## Problem requirements:
Write out the records that appear below, verbatim and complete, but without pictures.

## Data lines:
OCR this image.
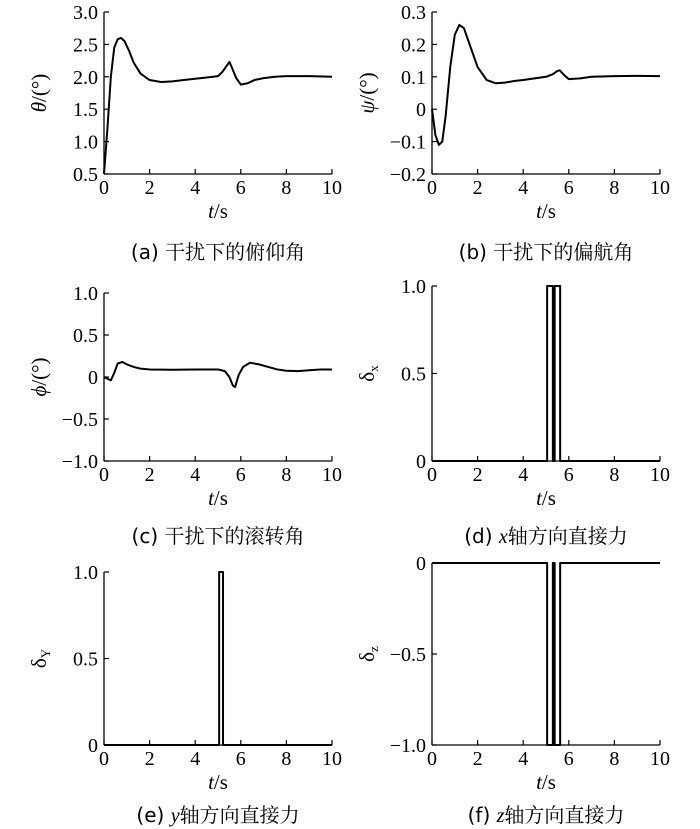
0 2 4 6 8 10
0.5
1.0
1.5
2.0
2.5
3.0
t/s
θ/(°)
(a) 干扰下的俯仰角
0 2 4 6 8 10
−0.2
−0.1
0
0.1
0.2
0.3
t/s
ψ/(°)
(b) 干扰下的偏航角
0 2 4 6 8 10
−1.0
−0.5
0
0.5
1.0
t/s
ϕ/(°)
(c) 干扰下的滚转角
0 2 4 6 8 10
0
0.5
1.0
t/s
δx
(d) x轴方向直接力
0 2 4 6 8 10
0
0.5
1.0
t/s
δY
(e) y轴方向直接力
0 2 4 6 8 10
−1.0
−0.5
0
t/s
δz
(f) z轴方向直接力
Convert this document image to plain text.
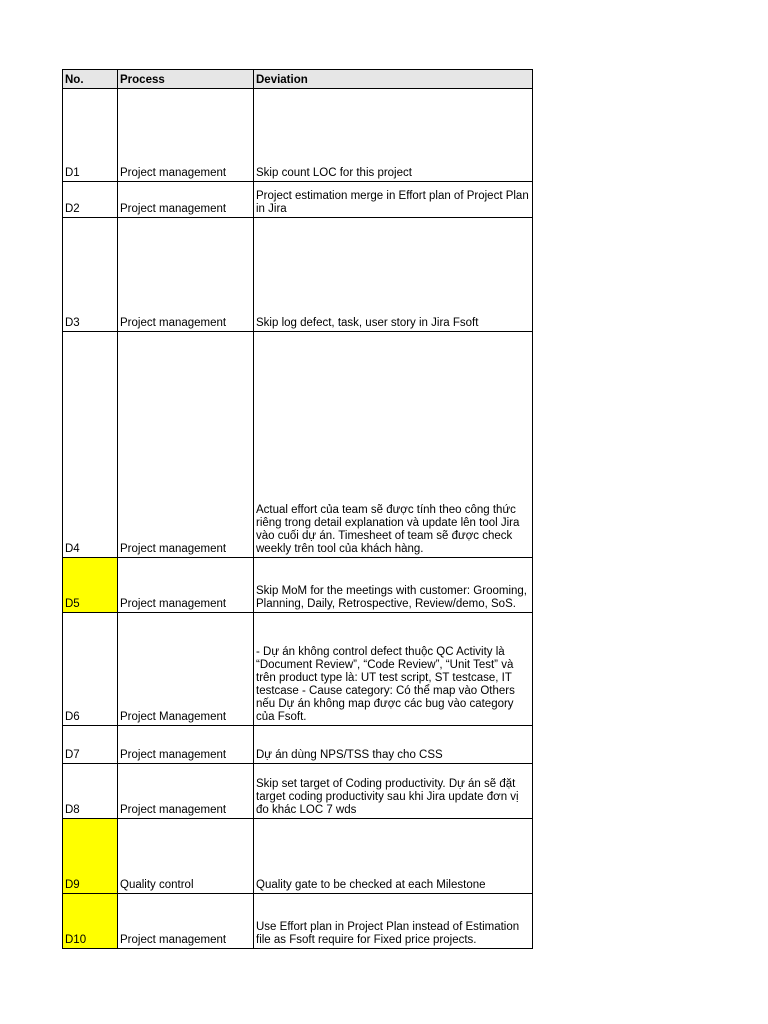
No.	Process	Deviation
D1	Project management	Skip count LOC for this project
D2	Project management	Project estimation merge in Effort plan of Project Plan in Jira
D3	Project management	Skip log defect, task, user story in Jira Fsoft
D4	Project management	Actual effort của team sẽ được tính theo công thức riêng trong detail explanation và update lên tool Jira vào cuối dự án. Timesheet of team sẽ được check weekly trên tool của khách hàng.
D5	Project management	Skip MoM for the meetings with customer: Grooming, Planning, Daily, Retrospective, Review/demo, SoS.
D6	Project Management	- Dự án không control defect thuộc QC Activity là “Document Review”, “Code Review”, “Unit Test” và trên product type là: UT test script, ST testcase, IT testcase - Cause category: Có thể map vào Others nếu Dự án không map được các bug vào category của Fsoft.
D7	Project management	Dự án dùng NPS/TSS thay cho CSS
D8	Project management	Skip set target of Coding productivity. Dự án sẽ đặt target coding productivity sau khi Jira update đơn vị đo khác LOC 7 wds
D9	Quality control	Quality gate to be checked at each Milestone
D10	Project management	Use Effort plan in Project Plan instead of Estimation file as Fsoft require for Fixed price projects.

## Final result:
OCR this image.
0 2 4 6 8 10
0.5
1.0
1.5
2.0
2.5
3.0
t/s
θ/(°)
(a) 干扰下的俯仰角
0 2 4 6 8 10
−0.2
−0.1
0
0.1
0.2
0.3
t/s
ψ/(°)
(b) 干扰下的偏航角
0 2 4 6 8 10
−1.0
−0.5
0
0.5
1.0
t/s
ϕ/(°)
(c) 干扰下的滚转角
0 2 4 6 8 10
0
0.5
1.0
t/s
δx
(d) x轴方向直接力
0 2 4 6 8 10
0
0.5
1.0
t/s
δY
(e) y轴方向直接力
0 2 4 6 8 10
−1.0
−0.5
0
t/s
δz
(f) z轴方向直接力
Convert this document image to plain text.
No.	Process	Deviation
D1	Project management	Skip count LOC for this project
D2	Project management	Project estimation merge in Effort plan of Project Plan in Jira
D3	Project management	Skip log defect, task, user story in Jira Fsoft
D4	Project management	Actual effort của team sẽ được tính theo công thức riêng trong detail explanation và update lên tool Jira vào cuối dự án. Timesheet of team sẽ được check weekly trên tool của khách hàng.
D5	Project management	Skip MoM for the meetings with customer: Grooming, Planning, Daily, Retrospective, Review/demo, SoS.
D6	Project Management	- Dự án không control defect thuộc QC Activity là “Document Review”, “Code Review”, “Unit Test” và trên product type là: UT test script, ST testcase, IT testcase - Cause category: Có thể map vào Others nếu Dự án không map được các bug vào category của Fsoft.
D7	Project management	Dự án dùng NPS/TSS thay cho CSS
D8	Project management	Skip set target of Coding productivity. Dự án sẽ đặt target coding productivity sau khi Jira update đơn vị đo khác LOC 7 wds
D9	Quality control	Quality gate to be checked at each Milestone
D10	Project management	Use Effort plan in Project Plan instead of Estimation file as Fsoft require for Fixed price projects.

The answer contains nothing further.